## [WRITTEN TASK]
Say how many lines include the word "contenga", using only a number.

## [RECORDS SUPPLIED]
====
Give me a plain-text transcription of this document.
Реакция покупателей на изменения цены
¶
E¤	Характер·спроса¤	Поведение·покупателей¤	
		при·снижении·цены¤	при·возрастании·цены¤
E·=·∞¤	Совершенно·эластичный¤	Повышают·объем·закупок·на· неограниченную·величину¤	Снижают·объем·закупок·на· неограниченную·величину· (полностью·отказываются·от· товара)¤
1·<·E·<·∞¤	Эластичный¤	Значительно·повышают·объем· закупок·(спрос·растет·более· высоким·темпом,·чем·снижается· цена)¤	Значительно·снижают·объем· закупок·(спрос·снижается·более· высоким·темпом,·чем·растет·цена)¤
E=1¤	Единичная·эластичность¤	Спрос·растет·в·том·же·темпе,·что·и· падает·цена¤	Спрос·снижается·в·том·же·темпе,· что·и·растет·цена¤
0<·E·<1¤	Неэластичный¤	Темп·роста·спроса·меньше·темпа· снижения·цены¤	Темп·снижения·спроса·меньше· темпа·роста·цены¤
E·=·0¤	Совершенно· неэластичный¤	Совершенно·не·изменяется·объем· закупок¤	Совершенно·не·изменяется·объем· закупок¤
====
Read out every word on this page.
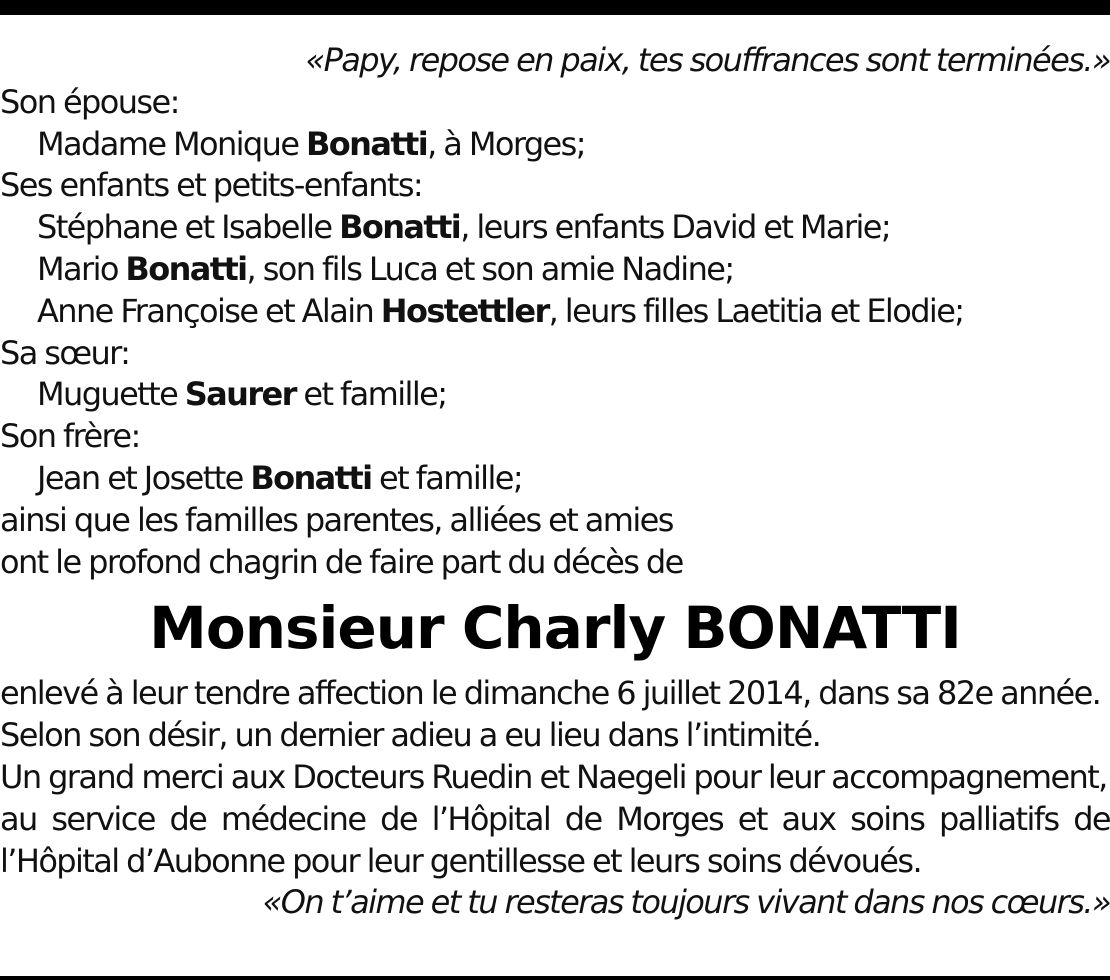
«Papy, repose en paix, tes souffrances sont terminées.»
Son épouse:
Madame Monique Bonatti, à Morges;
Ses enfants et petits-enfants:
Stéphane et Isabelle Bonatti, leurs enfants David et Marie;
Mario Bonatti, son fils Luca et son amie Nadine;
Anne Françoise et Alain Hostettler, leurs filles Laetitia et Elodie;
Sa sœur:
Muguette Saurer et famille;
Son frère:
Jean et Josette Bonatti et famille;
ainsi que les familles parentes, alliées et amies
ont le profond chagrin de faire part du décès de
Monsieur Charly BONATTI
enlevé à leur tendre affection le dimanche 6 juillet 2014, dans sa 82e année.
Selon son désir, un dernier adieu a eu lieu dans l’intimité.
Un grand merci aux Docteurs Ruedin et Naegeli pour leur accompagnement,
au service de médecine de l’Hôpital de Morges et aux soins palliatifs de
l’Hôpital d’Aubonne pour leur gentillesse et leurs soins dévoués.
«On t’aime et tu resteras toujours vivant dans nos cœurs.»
====
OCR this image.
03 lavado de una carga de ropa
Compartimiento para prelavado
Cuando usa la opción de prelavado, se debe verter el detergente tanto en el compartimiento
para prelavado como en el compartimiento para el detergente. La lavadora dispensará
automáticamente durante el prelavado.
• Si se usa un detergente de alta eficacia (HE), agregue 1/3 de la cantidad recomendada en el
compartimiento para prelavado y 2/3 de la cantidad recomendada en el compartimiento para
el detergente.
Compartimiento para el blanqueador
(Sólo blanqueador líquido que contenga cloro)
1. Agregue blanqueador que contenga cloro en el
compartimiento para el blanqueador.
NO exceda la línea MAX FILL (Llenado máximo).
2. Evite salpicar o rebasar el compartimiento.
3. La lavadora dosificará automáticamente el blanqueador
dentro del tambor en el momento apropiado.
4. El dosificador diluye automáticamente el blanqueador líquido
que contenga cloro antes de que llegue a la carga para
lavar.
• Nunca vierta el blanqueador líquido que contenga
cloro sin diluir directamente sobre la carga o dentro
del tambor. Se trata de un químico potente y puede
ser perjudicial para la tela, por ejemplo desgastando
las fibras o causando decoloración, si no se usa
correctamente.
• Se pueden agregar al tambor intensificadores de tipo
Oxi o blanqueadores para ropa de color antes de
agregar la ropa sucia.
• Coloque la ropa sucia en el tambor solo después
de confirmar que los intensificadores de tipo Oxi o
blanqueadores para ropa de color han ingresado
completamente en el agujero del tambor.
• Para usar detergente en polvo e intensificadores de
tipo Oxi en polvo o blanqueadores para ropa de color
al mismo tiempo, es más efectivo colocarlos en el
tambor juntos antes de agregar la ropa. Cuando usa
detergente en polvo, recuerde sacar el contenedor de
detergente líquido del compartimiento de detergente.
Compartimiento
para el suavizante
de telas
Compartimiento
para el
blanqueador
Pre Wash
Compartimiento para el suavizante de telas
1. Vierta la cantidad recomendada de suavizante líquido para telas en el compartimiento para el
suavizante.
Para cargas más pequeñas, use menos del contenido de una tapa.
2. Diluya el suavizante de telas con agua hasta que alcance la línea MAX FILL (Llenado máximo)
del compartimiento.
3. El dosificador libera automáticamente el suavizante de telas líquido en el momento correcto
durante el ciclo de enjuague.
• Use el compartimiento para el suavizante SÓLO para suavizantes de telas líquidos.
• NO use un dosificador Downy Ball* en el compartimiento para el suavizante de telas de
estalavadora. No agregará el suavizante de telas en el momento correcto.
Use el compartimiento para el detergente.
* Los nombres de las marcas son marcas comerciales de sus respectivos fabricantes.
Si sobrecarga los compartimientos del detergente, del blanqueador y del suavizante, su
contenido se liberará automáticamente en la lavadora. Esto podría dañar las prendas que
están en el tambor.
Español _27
====
## [TASK RESULT]
4